**Source material**:
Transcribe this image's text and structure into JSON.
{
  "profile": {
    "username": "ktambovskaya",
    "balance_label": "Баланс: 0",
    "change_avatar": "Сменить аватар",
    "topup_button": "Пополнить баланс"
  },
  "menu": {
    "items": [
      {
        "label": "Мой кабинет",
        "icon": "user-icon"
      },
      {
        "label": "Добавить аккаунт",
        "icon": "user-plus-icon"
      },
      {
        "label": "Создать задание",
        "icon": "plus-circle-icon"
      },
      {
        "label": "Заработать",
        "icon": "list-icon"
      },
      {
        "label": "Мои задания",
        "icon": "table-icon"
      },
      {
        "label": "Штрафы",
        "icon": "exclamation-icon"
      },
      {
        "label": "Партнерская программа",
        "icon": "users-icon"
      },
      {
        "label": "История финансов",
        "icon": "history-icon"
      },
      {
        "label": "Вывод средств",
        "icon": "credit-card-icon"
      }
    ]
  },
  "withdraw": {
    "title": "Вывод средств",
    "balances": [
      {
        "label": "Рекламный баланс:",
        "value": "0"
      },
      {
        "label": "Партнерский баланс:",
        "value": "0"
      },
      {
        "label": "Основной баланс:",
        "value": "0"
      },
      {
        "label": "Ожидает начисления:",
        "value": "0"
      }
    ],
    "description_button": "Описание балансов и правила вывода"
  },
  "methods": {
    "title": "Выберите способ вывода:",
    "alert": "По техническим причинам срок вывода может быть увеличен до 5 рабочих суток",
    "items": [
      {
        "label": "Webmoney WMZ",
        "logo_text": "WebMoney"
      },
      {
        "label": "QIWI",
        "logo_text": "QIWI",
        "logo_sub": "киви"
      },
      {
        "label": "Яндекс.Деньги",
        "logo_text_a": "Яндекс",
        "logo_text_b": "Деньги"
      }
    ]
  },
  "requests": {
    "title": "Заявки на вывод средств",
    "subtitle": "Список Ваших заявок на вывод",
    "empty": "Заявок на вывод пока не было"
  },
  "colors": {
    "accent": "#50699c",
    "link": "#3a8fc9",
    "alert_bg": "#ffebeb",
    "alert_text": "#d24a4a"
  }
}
--
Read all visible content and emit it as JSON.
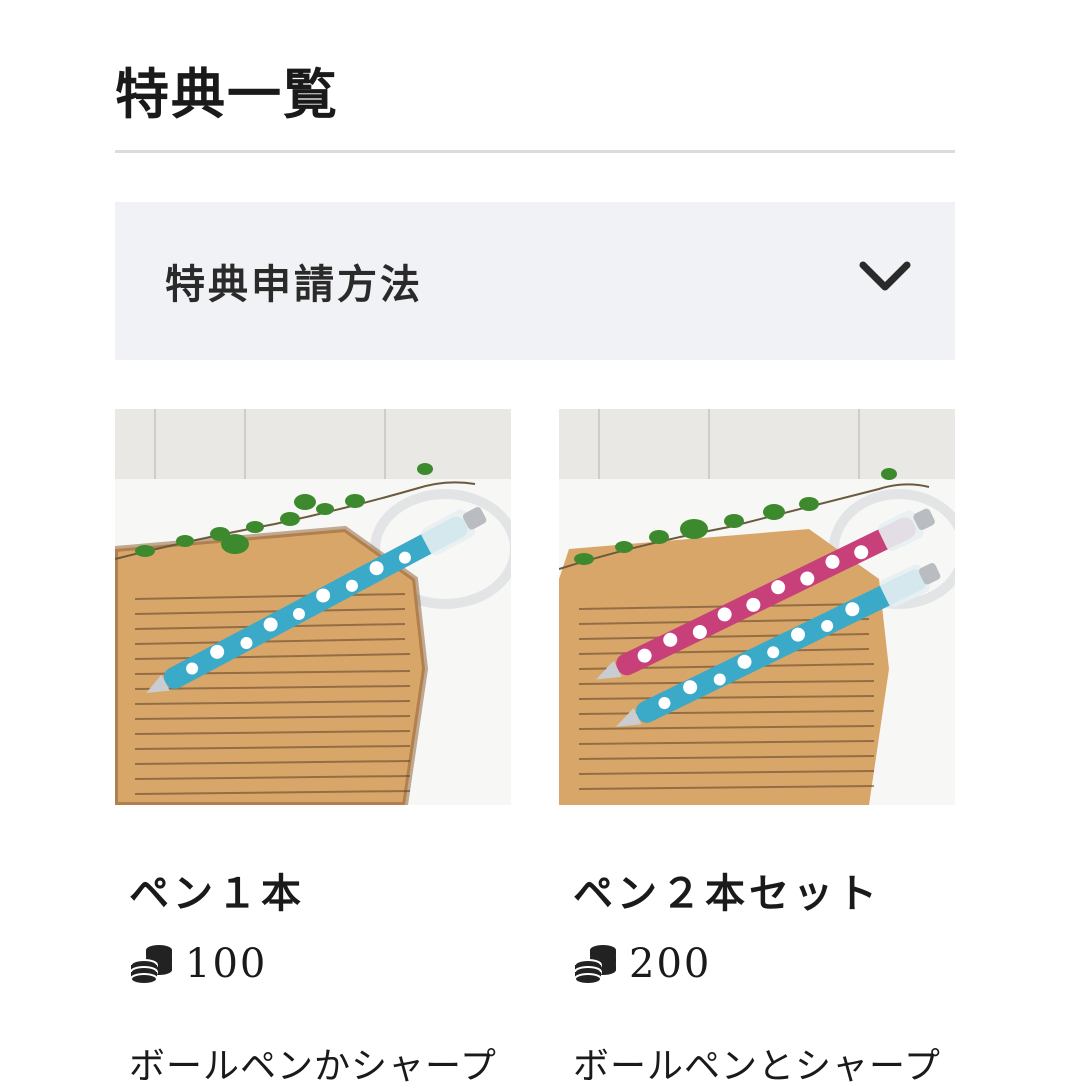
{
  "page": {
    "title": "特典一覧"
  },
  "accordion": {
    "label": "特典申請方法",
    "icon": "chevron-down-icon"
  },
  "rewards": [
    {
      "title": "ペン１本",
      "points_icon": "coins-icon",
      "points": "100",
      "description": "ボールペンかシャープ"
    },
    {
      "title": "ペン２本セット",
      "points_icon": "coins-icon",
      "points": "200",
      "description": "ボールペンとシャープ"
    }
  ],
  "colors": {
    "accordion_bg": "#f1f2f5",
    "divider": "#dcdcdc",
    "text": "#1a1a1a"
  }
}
---
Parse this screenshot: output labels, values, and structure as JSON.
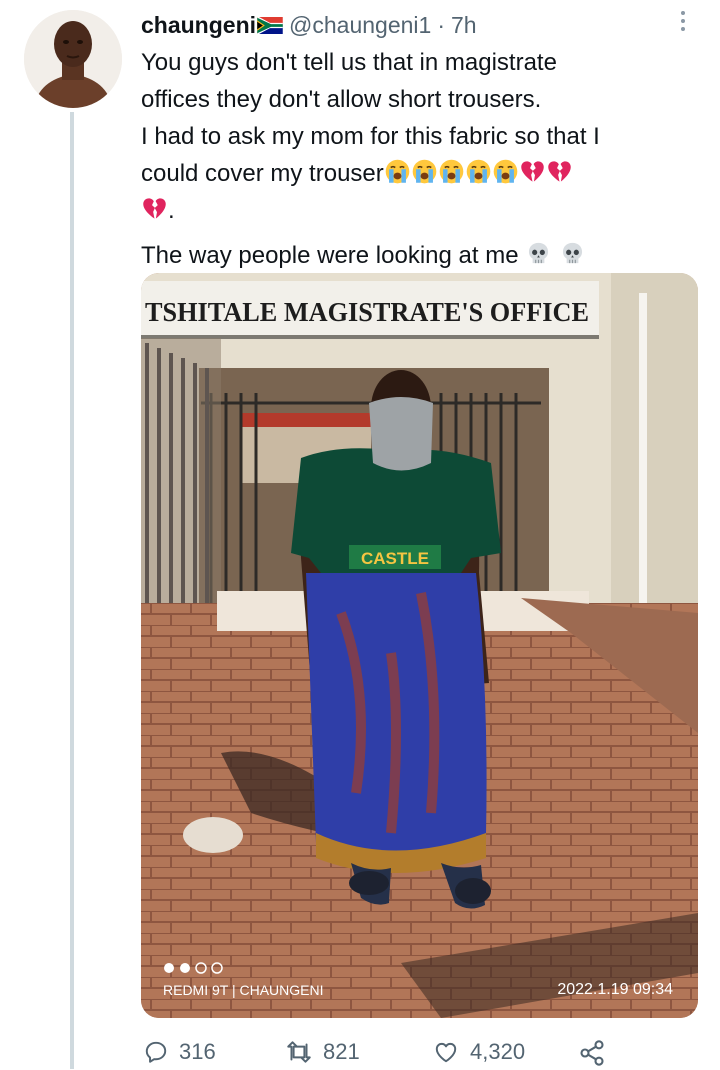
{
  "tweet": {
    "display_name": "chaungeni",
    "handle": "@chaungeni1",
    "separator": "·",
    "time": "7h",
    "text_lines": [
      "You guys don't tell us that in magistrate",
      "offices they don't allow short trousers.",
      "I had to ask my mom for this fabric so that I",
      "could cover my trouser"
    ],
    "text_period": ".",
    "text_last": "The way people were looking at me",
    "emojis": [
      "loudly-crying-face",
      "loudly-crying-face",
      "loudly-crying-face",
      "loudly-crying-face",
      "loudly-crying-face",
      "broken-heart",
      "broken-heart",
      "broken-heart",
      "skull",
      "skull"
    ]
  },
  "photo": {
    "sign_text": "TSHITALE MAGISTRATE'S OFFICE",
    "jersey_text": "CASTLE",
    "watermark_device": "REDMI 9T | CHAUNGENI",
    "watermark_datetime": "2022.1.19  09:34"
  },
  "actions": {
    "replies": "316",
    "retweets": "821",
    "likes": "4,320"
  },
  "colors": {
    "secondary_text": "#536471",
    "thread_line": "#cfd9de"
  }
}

**What the exercise asks**: Pull out the lines above in which the word "JSON" appears.

**Correct output**:
Transcribe this image's text and structure into JSON.
Read all visible content and emit it as JSON.
Parse this screenshot: output labels, values, and structure as JSON.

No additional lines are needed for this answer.